■ Records supplied:
-- BEGIN --
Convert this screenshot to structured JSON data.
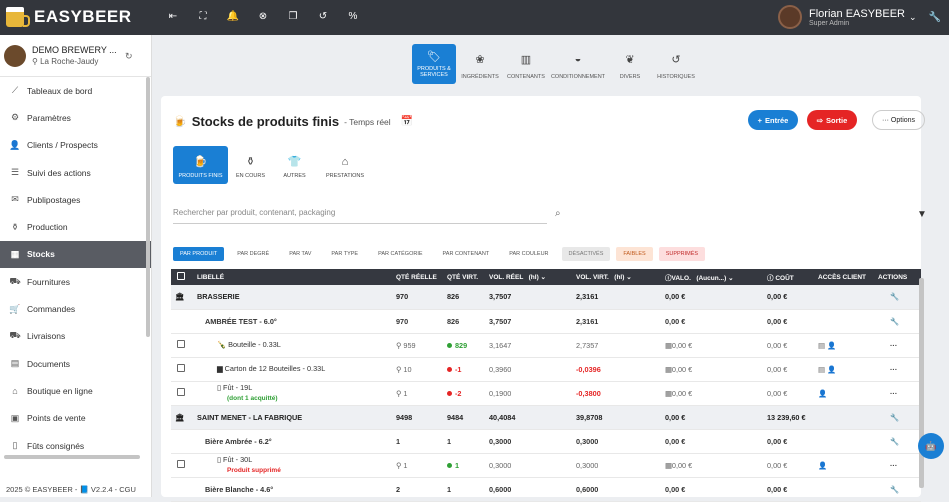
{
  "app": {
    "name": "EASYBEER"
  },
  "user": {
    "name": "Florian EASYBEER",
    "role": "Super Admin"
  },
  "brewery": {
    "name": "DEMO BREWERY ...",
    "location": "La Roche-Jaudy"
  },
  "sidebar": {
    "items": [
      {
        "label": "Tableaux de bord",
        "icon": "chart-icon"
      },
      {
        "label": "Paramètres",
        "icon": "gear-icon"
      },
      {
        "label": "Clients / Prospects",
        "icon": "person-icon"
      },
      {
        "label": "Suivi des actions",
        "icon": "list-icon"
      },
      {
        "label": "Publipostages",
        "icon": "mail-icon"
      },
      {
        "label": "Production",
        "icon": "tank-icon"
      },
      {
        "label": "Stocks",
        "icon": "warehouse-icon"
      },
      {
        "label": "Fournitures",
        "icon": "truck-icon"
      },
      {
        "label": "Commandes",
        "icon": "cart-icon"
      },
      {
        "label": "Livraisons",
        "icon": "delivery-icon"
      },
      {
        "label": "Documents",
        "icon": "document-icon"
      },
      {
        "label": "Boutique en ligne",
        "icon": "shop-icon"
      },
      {
        "label": "Points de vente",
        "icon": "store-icon"
      },
      {
        "label": "Fûts consignés",
        "icon": "keg-icon"
      }
    ]
  },
  "footer": {
    "text": "2025 © EASYBEER - 📘 V2.2.4 - CGU"
  },
  "modules": [
    {
      "label": "PRODUITS & SERVICES"
    },
    {
      "label": "INGRÉDIENTS"
    },
    {
      "label": "CONTENANTS"
    },
    {
      "label": "CONDITIONNEMENT"
    },
    {
      "label": "DIVERS"
    },
    {
      "label": "HISTORIQUES"
    }
  ],
  "page": {
    "title": "Stocks de produits finis",
    "subtitle": "- Temps réel"
  },
  "actions": {
    "entree": "Entrée",
    "sortie": "Sortie",
    "options": "··· Options"
  },
  "subtabs": [
    "PRODUITS FINIS",
    "EN COURS",
    "AUTRES",
    "PRESTATIONS"
  ],
  "search": {
    "placeholder": "Rechercher par produit, contenant, packaging"
  },
  "filters": [
    "PAR PRODUIT",
    "PAR DEGRÉ",
    "PAR TAV",
    "PAR TYPE",
    "PAR CATÉGORIE",
    "PAR CONTENANT",
    "PAR COULEUR",
    "DÉSACTIVÉS",
    "FAIBLES",
    "SUPPRIMÉS"
  ],
  "table": {
    "headers": [
      "LIBELLÉ",
      "QTÉ RÉELLE",
      "QTÉ VIRT.",
      "VOL. RÉEL",
      "(hl)",
      "VOL. VIRT.",
      "(hl)",
      "VALO.",
      "(Aucun...)",
      "COÛT",
      "ACCÈS CLIENT",
      "ACTIONS"
    ],
    "rows": [
      {
        "type": "group",
        "label": "BRASSERIE",
        "qte_reelle": "970",
        "qte_virt": "826",
        "vol_reel": "3,7507",
        "vol_virt": "2,3161",
        "valo": "0,00 €",
        "cout": "0,00 €"
      },
      {
        "type": "sub",
        "label": "AMBRÉE TEST - 6.0°",
        "qte_reelle": "970",
        "qte_virt": "826",
        "vol_reel": "3,7507",
        "vol_virt": "2,3161",
        "valo": "0,00 €",
        "cout": "0,00 €"
      },
      {
        "type": "item",
        "label": "Bouteille - 0.33L",
        "note": "",
        "qte_reelle": "959",
        "qte_virt": "829",
        "vol_reel": "3,1647",
        "vol_virt": "2,7357",
        "valo": "0,00 €",
        "cout": "0,00 €"
      },
      {
        "type": "item",
        "label": "Carton de 12 Bouteilles - 0.33L",
        "note": "",
        "qte_reelle": "10",
        "qte_virt": "-1",
        "vol_reel": "0,3960",
        "vol_virt": "-0,0396",
        "valo": "0,00 €",
        "cout": "0,00 €"
      },
      {
        "type": "item",
        "label": "Fût - 19L",
        "note": "(dont 1 acquitté)",
        "qte_reelle": "1",
        "qte_virt": "-2",
        "vol_reel": "0,1900",
        "vol_virt": "-0,3800",
        "valo": "0,00 €",
        "cout": "0,00 €"
      },
      {
        "type": "group",
        "label": "SAINT MENET - LA FABRIQUE",
        "qte_reelle": "9498",
        "qte_virt": "9484",
        "vol_reel": "40,4084",
        "vol_virt": "39,8708",
        "valo": "0,00 €",
        "cout": "13 239,60 €"
      },
      {
        "type": "sub",
        "label": "Bière Ambrée - 6.2°",
        "qte_reelle": "1",
        "qte_virt": "1",
        "vol_reel": "0,3000",
        "vol_virt": "0,3000",
        "valo": "0,00 €",
        "cout": "0,00 €"
      },
      {
        "type": "item",
        "label": "Fût - 30L",
        "note": "Produit supprimé",
        "qte_reelle": "1",
        "qte_virt": "1",
        "vol_reel": "0,3000",
        "vol_virt": "0,3000",
        "valo": "0,00 €",
        "cout": "0,00 €"
      },
      {
        "type": "sub",
        "label": "Bière Blanche - 4.6°",
        "qte_reelle": "2",
        "qte_virt": "1",
        "vol_reel": "0,6000",
        "vol_virt": "0,6000",
        "valo": "0,00 €",
        "cout": "0,00 €"
      }
    ]
  },
  "colors": {
    "accent": "#1a7fd4",
    "danger": "#e52525",
    "success": "#2fa035",
    "topbar": "#33363c"
  }
}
-- END --
Scan the records for the string "name". Copy each line in which it appears.

    "name": "EASYBEER"
    "name": "Florian EASYBEER",
    "name": "DEMO BREWERY ...",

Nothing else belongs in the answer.